Stored records:

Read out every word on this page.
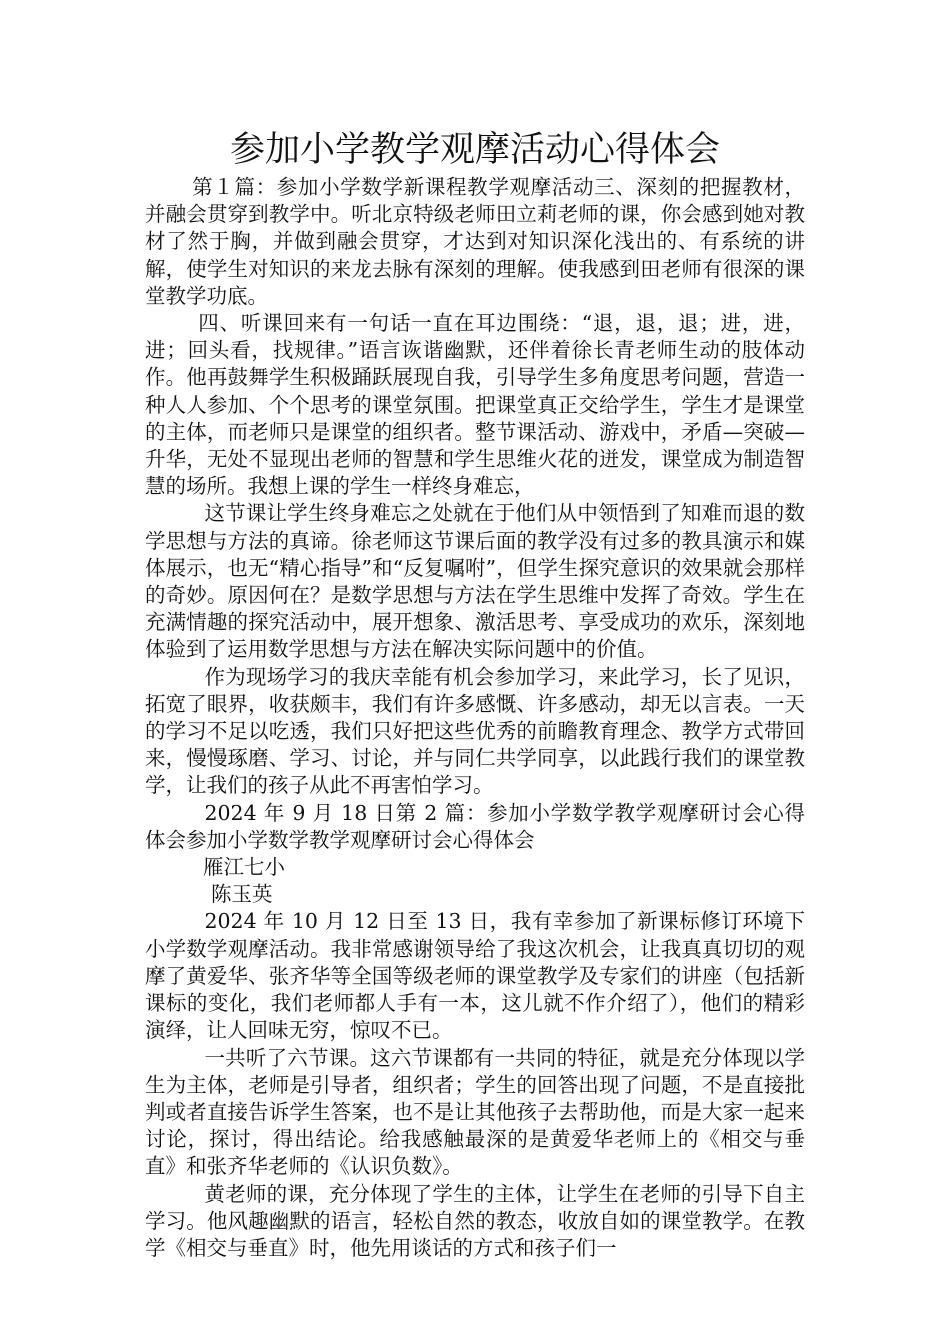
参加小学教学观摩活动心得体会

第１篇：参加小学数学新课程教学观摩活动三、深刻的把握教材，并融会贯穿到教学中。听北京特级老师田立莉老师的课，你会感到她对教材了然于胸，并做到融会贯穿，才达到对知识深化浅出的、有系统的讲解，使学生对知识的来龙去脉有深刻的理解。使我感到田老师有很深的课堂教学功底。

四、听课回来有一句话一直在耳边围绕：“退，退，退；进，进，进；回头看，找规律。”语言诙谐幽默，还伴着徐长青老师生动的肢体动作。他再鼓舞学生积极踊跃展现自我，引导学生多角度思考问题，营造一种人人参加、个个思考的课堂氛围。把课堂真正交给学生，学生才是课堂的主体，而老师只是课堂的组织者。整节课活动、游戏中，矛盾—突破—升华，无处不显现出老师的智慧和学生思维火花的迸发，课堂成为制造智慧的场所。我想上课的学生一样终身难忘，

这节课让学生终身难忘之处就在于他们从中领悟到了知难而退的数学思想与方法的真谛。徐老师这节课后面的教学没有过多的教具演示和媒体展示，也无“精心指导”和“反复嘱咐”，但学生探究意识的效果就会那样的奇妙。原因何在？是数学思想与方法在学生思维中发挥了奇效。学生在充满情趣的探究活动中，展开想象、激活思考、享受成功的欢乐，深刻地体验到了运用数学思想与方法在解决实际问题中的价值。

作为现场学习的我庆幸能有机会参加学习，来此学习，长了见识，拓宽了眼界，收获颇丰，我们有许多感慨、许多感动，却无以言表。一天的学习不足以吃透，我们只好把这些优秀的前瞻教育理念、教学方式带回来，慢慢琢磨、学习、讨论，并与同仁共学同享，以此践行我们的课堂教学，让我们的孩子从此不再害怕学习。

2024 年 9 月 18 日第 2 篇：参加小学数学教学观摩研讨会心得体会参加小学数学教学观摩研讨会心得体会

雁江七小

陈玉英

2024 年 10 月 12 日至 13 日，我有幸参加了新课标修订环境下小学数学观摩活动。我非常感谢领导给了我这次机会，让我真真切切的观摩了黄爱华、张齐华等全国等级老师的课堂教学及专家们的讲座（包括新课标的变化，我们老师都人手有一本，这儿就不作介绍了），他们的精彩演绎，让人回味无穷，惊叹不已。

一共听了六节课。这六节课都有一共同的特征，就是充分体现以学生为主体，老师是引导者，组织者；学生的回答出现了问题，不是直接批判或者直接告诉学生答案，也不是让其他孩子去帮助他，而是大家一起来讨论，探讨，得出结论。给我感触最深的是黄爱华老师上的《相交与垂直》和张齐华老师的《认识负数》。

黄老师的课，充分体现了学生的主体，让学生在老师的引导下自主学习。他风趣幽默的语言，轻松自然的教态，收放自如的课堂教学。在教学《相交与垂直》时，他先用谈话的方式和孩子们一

...

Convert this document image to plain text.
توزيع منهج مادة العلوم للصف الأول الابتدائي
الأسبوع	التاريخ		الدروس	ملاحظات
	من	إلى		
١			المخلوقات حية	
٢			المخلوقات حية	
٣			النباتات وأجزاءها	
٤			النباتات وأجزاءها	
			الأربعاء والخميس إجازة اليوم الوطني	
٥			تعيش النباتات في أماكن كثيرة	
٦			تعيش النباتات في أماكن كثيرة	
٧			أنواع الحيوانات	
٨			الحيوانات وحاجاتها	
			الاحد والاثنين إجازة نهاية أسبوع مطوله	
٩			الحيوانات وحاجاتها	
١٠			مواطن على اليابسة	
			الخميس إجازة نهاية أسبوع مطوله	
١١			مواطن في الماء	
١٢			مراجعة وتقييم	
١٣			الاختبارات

==

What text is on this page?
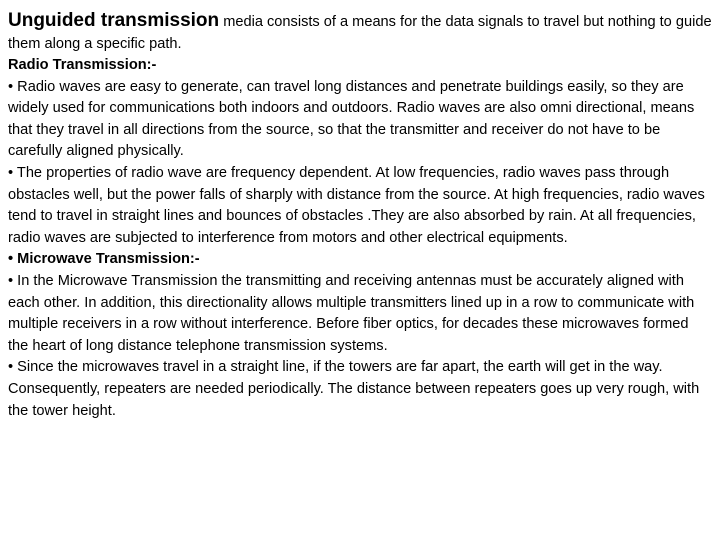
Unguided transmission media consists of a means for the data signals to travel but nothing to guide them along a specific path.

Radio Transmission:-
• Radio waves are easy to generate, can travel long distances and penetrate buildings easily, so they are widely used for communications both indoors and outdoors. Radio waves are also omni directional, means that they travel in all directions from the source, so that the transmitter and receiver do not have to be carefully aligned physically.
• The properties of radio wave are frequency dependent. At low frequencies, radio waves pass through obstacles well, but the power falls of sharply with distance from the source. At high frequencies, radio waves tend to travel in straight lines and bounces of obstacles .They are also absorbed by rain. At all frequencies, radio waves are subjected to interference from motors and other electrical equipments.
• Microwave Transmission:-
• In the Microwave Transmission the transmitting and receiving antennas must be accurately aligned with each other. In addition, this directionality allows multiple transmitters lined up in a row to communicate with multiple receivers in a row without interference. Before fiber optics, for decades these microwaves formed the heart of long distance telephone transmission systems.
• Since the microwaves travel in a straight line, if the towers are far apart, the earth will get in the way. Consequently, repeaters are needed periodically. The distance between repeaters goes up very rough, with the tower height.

Work to do: From the entries above, copy every line containing the word "also".

Solved exercise:
• Radio waves are easy to generate, can travel long distances and penetrate buildings easily, so they are widely used for communications both indoors and outdoors. Radio waves are also omni directional, means that they travel in all directions from the source, so that the transmitter and receiver do not have to be carefully aligned physically.
• The properties of radio wave are frequency dependent. At low frequencies, radio waves pass through obstacles well, but the power falls of sharply with distance from the source. At high frequencies, radio waves tend to travel in straight lines and bounces of obstacles .They are also absorbed by rain. At all frequencies, radio waves are subjected to interference from motors and other electrical equipments.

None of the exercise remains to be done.